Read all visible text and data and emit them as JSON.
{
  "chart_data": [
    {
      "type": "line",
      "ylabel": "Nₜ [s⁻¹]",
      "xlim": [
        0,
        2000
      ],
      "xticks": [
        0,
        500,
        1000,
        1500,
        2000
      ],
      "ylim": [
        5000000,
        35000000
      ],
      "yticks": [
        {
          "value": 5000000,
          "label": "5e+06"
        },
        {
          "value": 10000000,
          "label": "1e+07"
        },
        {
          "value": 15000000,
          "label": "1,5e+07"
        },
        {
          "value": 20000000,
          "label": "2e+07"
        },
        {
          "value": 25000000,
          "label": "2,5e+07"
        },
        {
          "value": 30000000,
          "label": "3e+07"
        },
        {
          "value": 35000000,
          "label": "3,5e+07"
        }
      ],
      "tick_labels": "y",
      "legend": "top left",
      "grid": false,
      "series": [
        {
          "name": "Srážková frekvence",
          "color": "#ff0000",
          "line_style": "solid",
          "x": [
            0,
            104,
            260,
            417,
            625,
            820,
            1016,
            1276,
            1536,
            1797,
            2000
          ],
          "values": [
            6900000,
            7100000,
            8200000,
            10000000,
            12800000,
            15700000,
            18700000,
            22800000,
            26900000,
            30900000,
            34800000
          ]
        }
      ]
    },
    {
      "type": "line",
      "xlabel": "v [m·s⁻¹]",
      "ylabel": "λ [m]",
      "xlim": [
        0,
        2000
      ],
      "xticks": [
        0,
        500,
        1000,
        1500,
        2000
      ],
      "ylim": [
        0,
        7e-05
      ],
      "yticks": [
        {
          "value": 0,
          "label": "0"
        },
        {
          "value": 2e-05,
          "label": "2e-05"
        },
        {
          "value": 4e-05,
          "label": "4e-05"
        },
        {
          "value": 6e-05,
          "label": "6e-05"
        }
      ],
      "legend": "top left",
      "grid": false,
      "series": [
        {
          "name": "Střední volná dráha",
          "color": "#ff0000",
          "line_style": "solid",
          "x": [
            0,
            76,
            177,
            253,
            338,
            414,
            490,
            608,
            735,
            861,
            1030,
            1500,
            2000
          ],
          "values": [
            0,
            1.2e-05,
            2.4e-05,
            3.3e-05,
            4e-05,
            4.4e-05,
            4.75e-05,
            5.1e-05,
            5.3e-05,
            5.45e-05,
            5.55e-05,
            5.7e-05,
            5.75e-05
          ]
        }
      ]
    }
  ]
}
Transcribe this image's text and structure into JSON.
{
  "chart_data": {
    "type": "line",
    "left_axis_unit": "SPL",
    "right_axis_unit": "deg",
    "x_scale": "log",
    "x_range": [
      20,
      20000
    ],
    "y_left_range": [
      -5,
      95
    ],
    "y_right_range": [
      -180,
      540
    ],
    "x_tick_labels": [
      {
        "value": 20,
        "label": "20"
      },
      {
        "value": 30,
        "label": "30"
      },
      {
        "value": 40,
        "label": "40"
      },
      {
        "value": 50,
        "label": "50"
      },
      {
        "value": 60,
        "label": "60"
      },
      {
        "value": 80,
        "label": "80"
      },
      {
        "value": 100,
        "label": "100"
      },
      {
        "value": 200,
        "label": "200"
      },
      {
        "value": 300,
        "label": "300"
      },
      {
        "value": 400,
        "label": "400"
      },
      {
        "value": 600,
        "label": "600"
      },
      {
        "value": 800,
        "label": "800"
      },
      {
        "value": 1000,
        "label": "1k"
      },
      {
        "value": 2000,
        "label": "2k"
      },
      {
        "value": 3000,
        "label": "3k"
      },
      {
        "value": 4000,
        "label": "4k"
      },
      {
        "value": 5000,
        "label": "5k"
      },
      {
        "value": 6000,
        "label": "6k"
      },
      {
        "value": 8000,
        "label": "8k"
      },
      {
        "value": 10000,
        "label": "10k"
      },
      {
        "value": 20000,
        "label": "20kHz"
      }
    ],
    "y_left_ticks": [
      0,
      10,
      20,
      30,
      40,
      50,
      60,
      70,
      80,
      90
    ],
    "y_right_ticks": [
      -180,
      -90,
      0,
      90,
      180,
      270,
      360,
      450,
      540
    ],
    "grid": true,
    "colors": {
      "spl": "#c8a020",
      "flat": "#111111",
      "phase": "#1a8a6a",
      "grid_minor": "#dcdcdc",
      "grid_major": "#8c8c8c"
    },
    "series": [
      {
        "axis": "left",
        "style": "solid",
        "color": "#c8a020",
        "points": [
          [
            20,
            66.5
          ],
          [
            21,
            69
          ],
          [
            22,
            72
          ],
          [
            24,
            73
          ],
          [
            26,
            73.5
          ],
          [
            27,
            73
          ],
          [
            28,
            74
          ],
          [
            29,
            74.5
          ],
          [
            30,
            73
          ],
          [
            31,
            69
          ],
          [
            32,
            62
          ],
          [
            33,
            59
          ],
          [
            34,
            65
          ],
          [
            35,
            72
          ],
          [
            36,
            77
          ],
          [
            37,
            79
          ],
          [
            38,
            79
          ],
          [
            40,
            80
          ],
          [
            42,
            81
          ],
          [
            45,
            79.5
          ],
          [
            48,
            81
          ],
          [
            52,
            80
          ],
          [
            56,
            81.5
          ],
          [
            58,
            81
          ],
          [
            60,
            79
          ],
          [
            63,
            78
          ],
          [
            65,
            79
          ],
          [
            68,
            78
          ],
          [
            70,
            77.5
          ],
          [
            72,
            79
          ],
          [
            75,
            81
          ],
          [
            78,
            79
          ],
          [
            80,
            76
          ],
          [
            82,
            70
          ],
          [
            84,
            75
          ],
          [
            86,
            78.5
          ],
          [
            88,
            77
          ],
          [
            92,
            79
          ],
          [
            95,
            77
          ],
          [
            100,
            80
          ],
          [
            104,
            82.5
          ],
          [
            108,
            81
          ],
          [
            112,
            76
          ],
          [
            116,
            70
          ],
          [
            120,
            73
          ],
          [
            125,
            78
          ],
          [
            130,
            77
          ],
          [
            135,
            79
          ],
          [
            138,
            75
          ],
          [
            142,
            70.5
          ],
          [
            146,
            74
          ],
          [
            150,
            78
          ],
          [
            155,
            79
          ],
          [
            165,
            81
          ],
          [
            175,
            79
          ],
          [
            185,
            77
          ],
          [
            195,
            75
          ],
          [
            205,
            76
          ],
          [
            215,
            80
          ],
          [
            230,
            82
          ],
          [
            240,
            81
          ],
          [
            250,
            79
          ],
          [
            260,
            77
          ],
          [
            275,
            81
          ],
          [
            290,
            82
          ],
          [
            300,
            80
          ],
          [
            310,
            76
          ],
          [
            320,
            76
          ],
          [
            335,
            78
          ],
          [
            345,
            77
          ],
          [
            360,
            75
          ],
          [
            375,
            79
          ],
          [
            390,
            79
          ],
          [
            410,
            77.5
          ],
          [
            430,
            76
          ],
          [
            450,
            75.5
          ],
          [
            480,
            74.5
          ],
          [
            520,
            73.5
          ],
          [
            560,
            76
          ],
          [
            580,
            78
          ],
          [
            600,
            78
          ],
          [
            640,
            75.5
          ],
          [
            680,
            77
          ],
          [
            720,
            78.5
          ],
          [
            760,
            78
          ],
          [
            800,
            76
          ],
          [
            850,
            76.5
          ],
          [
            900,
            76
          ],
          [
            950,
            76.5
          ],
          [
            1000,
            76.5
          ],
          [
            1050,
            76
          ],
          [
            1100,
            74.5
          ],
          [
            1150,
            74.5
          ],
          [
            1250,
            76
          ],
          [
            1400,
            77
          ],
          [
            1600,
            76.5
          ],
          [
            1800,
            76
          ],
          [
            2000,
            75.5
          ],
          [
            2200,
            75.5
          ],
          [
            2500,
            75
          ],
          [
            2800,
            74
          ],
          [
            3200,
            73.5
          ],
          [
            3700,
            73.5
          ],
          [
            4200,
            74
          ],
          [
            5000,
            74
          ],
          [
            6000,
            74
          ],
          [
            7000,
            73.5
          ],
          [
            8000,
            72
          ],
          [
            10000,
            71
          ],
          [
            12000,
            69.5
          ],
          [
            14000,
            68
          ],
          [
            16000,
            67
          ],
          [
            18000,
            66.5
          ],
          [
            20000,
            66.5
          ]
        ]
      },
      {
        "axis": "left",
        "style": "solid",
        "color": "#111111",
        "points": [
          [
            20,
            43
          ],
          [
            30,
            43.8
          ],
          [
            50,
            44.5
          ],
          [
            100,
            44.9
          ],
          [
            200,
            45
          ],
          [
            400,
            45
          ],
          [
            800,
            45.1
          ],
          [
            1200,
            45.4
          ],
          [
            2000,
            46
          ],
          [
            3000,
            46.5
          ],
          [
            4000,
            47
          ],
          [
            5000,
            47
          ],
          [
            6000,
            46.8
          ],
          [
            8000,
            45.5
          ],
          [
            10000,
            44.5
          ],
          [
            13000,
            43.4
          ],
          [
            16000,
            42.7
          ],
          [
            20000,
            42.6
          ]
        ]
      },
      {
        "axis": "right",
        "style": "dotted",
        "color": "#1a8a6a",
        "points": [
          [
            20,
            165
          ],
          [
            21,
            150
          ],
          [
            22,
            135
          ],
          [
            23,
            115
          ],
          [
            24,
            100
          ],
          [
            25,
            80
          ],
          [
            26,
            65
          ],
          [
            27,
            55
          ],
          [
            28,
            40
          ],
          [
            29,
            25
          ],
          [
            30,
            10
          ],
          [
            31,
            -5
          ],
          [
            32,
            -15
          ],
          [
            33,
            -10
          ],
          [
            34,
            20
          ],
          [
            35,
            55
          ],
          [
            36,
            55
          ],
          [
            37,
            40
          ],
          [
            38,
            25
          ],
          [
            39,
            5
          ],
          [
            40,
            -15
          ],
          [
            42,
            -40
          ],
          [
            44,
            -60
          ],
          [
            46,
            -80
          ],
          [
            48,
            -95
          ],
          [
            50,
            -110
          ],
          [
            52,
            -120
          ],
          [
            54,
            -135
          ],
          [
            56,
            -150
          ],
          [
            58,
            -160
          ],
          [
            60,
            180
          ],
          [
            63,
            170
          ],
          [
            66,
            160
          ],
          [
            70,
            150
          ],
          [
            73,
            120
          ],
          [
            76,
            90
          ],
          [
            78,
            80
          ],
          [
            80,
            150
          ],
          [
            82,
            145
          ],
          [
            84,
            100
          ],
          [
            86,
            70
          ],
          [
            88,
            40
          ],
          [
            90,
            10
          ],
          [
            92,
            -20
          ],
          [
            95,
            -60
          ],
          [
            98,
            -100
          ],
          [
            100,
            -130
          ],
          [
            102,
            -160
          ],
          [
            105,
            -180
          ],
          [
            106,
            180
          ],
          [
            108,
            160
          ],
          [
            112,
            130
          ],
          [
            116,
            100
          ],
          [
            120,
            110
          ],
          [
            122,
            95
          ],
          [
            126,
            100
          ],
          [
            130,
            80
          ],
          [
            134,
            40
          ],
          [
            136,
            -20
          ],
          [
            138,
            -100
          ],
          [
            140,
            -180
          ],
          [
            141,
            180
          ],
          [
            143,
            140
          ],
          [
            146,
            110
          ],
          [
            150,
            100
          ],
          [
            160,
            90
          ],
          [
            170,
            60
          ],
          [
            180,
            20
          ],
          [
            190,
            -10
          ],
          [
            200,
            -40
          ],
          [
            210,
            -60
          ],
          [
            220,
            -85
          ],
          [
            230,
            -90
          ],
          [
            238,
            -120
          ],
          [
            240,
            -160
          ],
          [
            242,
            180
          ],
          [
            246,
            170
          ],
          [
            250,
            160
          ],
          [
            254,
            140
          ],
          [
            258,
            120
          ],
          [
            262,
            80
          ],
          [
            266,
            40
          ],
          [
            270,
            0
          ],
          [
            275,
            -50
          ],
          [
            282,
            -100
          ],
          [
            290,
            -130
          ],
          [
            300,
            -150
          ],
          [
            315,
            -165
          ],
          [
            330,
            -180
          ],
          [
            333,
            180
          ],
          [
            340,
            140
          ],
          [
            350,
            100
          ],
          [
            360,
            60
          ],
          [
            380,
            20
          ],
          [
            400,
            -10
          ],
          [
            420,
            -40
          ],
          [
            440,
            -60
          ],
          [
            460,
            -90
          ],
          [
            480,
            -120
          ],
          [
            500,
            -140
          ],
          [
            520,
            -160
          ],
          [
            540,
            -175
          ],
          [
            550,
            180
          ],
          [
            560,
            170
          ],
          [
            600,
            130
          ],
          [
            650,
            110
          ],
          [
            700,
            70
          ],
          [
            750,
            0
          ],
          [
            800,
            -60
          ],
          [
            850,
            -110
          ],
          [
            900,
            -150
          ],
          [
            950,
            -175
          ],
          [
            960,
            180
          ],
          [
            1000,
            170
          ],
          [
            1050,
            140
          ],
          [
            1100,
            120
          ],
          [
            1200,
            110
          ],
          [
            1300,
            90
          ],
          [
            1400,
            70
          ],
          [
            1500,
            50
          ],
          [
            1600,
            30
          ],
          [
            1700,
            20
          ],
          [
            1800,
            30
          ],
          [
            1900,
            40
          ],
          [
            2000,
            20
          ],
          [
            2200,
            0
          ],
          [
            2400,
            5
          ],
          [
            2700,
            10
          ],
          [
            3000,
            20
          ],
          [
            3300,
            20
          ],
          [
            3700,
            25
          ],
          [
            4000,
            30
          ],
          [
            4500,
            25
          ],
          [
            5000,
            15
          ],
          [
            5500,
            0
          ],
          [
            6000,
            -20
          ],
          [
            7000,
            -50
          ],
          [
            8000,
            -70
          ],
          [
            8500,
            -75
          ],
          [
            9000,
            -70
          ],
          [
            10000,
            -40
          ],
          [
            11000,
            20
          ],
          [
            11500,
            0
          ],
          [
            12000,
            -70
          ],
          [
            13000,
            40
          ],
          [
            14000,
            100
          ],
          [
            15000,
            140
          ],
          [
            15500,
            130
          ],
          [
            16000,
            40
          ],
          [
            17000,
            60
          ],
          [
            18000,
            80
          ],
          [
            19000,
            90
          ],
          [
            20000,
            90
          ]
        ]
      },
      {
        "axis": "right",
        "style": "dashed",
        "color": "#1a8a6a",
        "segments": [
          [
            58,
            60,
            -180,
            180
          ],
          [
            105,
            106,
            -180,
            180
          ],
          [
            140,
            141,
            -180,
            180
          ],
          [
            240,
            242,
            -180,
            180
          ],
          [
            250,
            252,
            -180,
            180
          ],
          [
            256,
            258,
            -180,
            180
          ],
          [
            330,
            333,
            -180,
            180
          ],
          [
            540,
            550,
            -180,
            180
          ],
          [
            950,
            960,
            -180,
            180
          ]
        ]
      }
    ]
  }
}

What you should do:
Identify each line in the records above containing the word "name"; copy those lines.

Output of the exercise:
          "name": "Srážková frekvence",
          "name": "Střední volná dráha",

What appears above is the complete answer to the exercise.